◆ Work to complete:
From the entries below, copy out every line with "Just" in it.
________________________________________
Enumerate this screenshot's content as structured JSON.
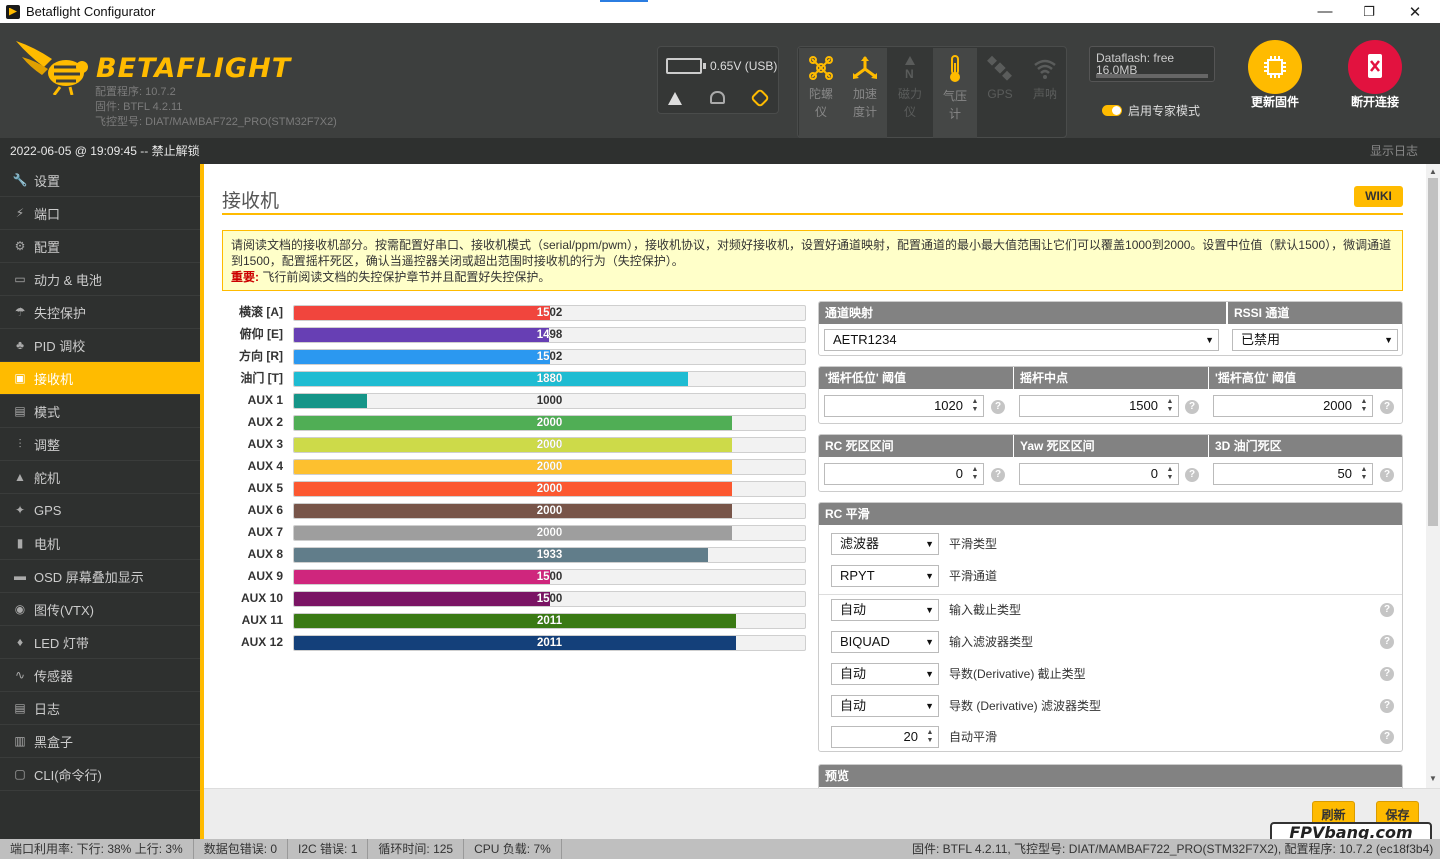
{
  "window": {
    "title": "Betaflight Configurator",
    "minimize": "—",
    "maximize": "❐",
    "close": "✕"
  },
  "header": {
    "logo": "BETAFLIGHT",
    "configurator_version": "配置程序: 10.7.2",
    "firmware": "固件: BTFL 4.2.11",
    "board": "飞控型号: DIAT/MAMBAF722_PRO(STM32F7X2)",
    "battery": "0.65V (USB)",
    "sensors": [
      {
        "name": "gyro",
        "label": "陀螺仪",
        "active": true
      },
      {
        "name": "accel",
        "label": "加速度计",
        "active": true
      },
      {
        "name": "mag",
        "label": "磁力仪",
        "active": false
      },
      {
        "name": "baro",
        "label": "气压计",
        "active": true
      },
      {
        "name": "gps",
        "label": "GPS",
        "active": false
      },
      {
        "name": "sonar",
        "label": "声呐",
        "active": false
      }
    ],
    "dataflash": "Dataflash: free 16.0MB",
    "expert_mode": "启用专家模式",
    "update_firmware": "更新固件",
    "disconnect": "断开连接"
  },
  "status": {
    "time": "2022-06-05 @ 19:09:45 -- 禁止解锁",
    "show_log": "显示日志"
  },
  "sidebar": {
    "items": [
      {
        "label": "设置",
        "icon": "wrench-icon",
        "glyph": "🔧"
      },
      {
        "label": "端口",
        "icon": "plug-icon",
        "glyph": "⚡"
      },
      {
        "label": "配置",
        "icon": "gear-icon",
        "glyph": "⚙"
      },
      {
        "label": "动力 & 电池",
        "icon": "battery-icon",
        "glyph": "▭"
      },
      {
        "label": "失控保护",
        "icon": "parachute-icon",
        "glyph": "☂"
      },
      {
        "label": "PID 调校",
        "icon": "sitemap-icon",
        "glyph": "♣"
      },
      {
        "label": "接收机",
        "icon": "receiver-icon",
        "glyph": "▣",
        "active": true
      },
      {
        "label": "模式",
        "icon": "modes-icon",
        "glyph": "▤"
      },
      {
        "label": "调整",
        "icon": "sliders-icon",
        "glyph": "⫶"
      },
      {
        "label": "舵机",
        "icon": "servo-icon",
        "glyph": "▲"
      },
      {
        "label": "GPS",
        "icon": "satellite-icon",
        "glyph": "✦"
      },
      {
        "label": "电机",
        "icon": "motor-icon",
        "glyph": "▮"
      },
      {
        "label": "OSD 屏幕叠加显示",
        "icon": "osd-icon",
        "glyph": "▬"
      },
      {
        "label": "图传(VTX)",
        "icon": "broadcast-icon",
        "glyph": "◉"
      },
      {
        "label": "LED 灯带",
        "icon": "led-icon",
        "glyph": "♦"
      },
      {
        "label": "传感器",
        "icon": "pulse-icon",
        "glyph": "∿"
      },
      {
        "label": "日志",
        "icon": "log-icon",
        "glyph": "▤"
      },
      {
        "label": "黑盒子",
        "icon": "blackbox-icon",
        "glyph": "▥"
      },
      {
        "label": "CLI(命令行)",
        "icon": "terminal-icon",
        "glyph": "▢"
      }
    ]
  },
  "page": {
    "title": "接收机",
    "wiki": "WIKI",
    "note": "请阅读文档的接收机部分。按需配置好串口、接收机模式（serial/ppm/pwm），接收机协议，对频好接收机，设置好通道映射，配置通道的最小最大值范围让它们可以覆盖1000到2000。设置中位值（默认1500），微调通道到1500，配置摇杆死区，确认当遥控器关闭或超出范围时接收机的行为（失控保护）。",
    "important_label": "重要:",
    "important_text": "飞行前阅读文档的失控保护章节并且配置好失控保护。"
  },
  "channels": [
    {
      "label": "横滚 [A]",
      "value": 1502,
      "color": "#f1453d"
    },
    {
      "label": "俯仰 [E]",
      "value": 1498,
      "color": "#673fb4"
    },
    {
      "label": "方向 [R]",
      "value": 1502,
      "color": "#2b98f0"
    },
    {
      "label": "油门 [T]",
      "value": 1880,
      "color": "#1fbcd2"
    },
    {
      "label": "AUX 1",
      "value": 1000,
      "color": "#159588"
    },
    {
      "label": "AUX 2",
      "value": 2000,
      "color": "#50ae55"
    },
    {
      "label": "AUX 3",
      "value": 2000,
      "color": "#cdda49"
    },
    {
      "label": "AUX 4",
      "value": 2000,
      "color": "#fdc02f"
    },
    {
      "label": "AUX 5",
      "value": 2000,
      "color": "#fc5830"
    },
    {
      "label": "AUX 6",
      "value": 2000,
      "color": "#785549"
    },
    {
      "label": "AUX 7",
      "value": 2000,
      "color": "#9e9e9e"
    },
    {
      "label": "AUX 8",
      "value": 1933,
      "color": "#617d8a"
    },
    {
      "label": "AUX 9",
      "value": 1500,
      "color": "#cf267d"
    },
    {
      "label": "AUX 10",
      "value": 1500,
      "color": "#7a1464"
    },
    {
      "label": "AUX 11",
      "value": 2011,
      "color": "#3a7a14"
    },
    {
      "label": "AUX 12",
      "value": 2011,
      "color": "#14407a"
    }
  ],
  "settings": {
    "channel_map_label": "通道映射",
    "channel_map_value": "AETR1234",
    "rssi_label": "RSSI 通道",
    "rssi_value": "已禁用",
    "stick_low_label": "'摇杆低位' 阈值",
    "stick_low_value": "1020",
    "stick_center_label": "摇杆中点",
    "stick_center_value": "1500",
    "stick_high_label": "'摇杆高位' 阈值",
    "stick_high_value": "2000",
    "rc_deadband_label": "RC 死区区间",
    "rc_deadband_value": "0",
    "yaw_deadband_label": "Yaw 死区区间",
    "yaw_deadband_value": "0",
    "throttle3d_label": "3D 油门死区",
    "throttle3d_value": "50",
    "rc_smoothing_label": "RC 平滑",
    "smoothing_type_value": "滤波器",
    "smoothing_type_label": "平滑类型",
    "smoothing_channels_value": "RPYT",
    "smoothing_channels_label": "平滑通道",
    "input_cutoff_value": "自动",
    "input_cutoff_label": "输入截止类型",
    "input_filter_value": "BIQUAD",
    "input_filter_label": "输入滤波器类型",
    "deriv_cutoff_value": "自动",
    "deriv_cutoff_label": "导数(Derivative) 截止类型",
    "deriv_filter_value": "自动",
    "deriv_filter_label": "导数 (Derivative) 滤波器类型",
    "auto_smooth_value": "20",
    "auto_smooth_label": "自动平滑",
    "preview_label": "预览"
  },
  "footer": {
    "refresh": "刷新",
    "save": "保存",
    "watermark": "FPVbang.com"
  },
  "bottom": {
    "port_util": "端口利用率:  下行: 38% 上行: 3%",
    "packet_err": "数据包错误: 0",
    "i2c_err": "I2C 错误: 1",
    "cycle": "循环时间: 125",
    "cpu": "CPU 负载: 7%",
    "right": "固件: BTFL 4.2.11, 飞控型号: DIAT/MAMBAF722_PRO(STM32F7X2), 配置程序: 10.7.2 (ec18f3b4)"
  }
}
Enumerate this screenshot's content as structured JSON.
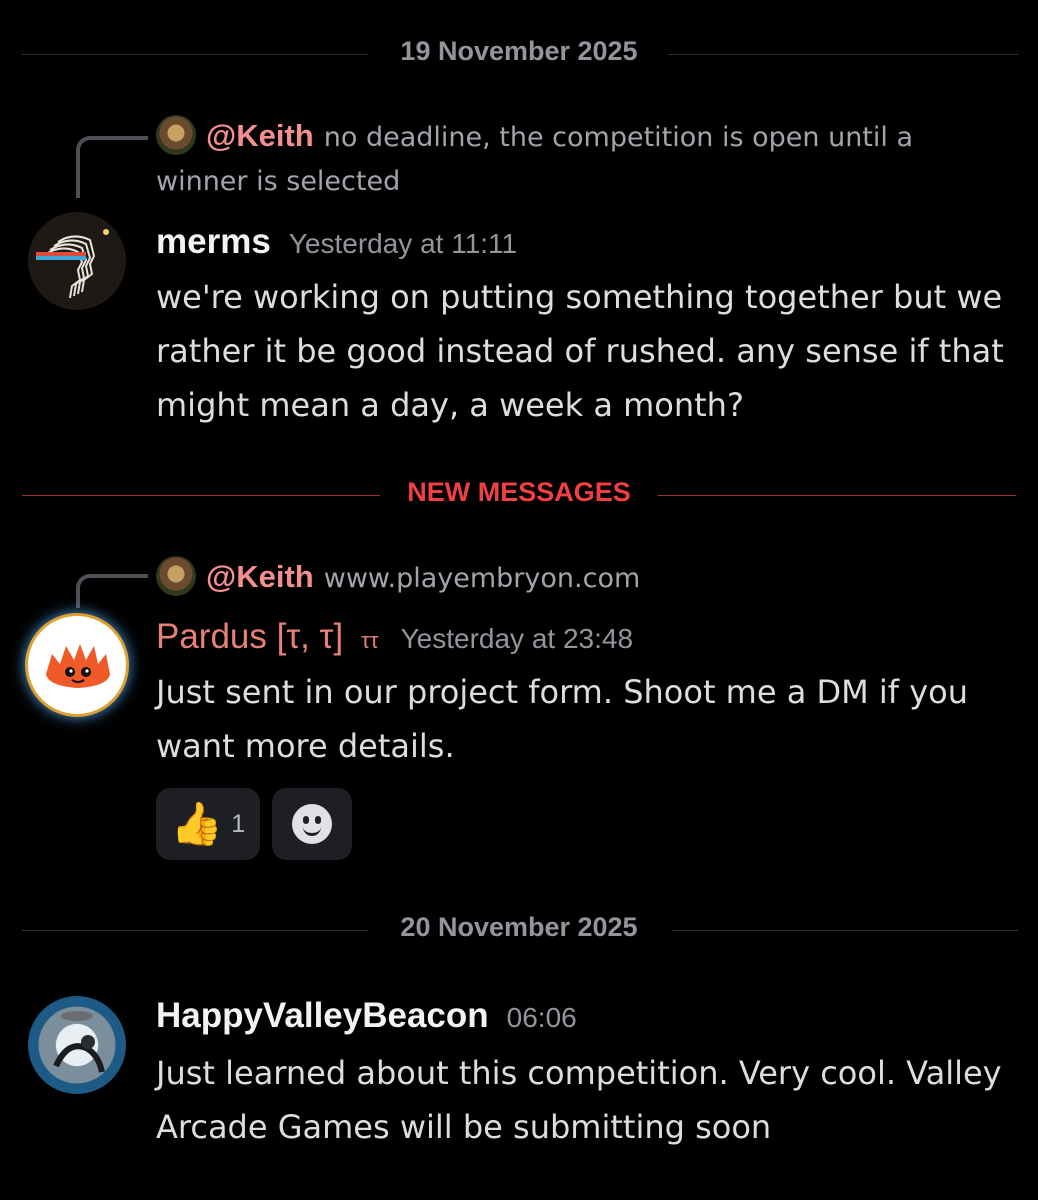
{
  "dividers": {
    "date1": "19 November 2025",
    "new": "NEW MESSAGES",
    "date2": "20 November 2025"
  },
  "messages": [
    {
      "reply_to": {
        "mention": "@Keith",
        "text": "no deadline, the competition is open until a winner is selected"
      },
      "author": "merms",
      "timestamp": "Yesterday at 11:11",
      "content": "we're working on putting something together but we rather it be good instead of rushed. any sense if that might mean a day, a week a month?"
    },
    {
      "reply_to": {
        "mention": "@Keith",
        "text": "www.playembryon.com"
      },
      "author": "Pardus [τ, τ]",
      "tag": "ττ",
      "timestamp": "Yesterday at 23:48",
      "content": "Just sent in our project form. Shoot me a DM if you want more details.",
      "reactions": [
        {
          "emoji": "👍",
          "count": "1"
        }
      ]
    },
    {
      "author": "HappyValleyBeacon",
      "timestamp": "06:06",
      "content": "Just learned about this competition. Very cool. Valley Arcade Games will be submitting soon"
    }
  ]
}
________________________________________
◆ Response to this exercise:
      "content": "Just sent in our project form. Shoot me a DM if you want more details.",
      "content": "Just learned about this competition. Very cool. Valley Arcade Games will be submitting soon"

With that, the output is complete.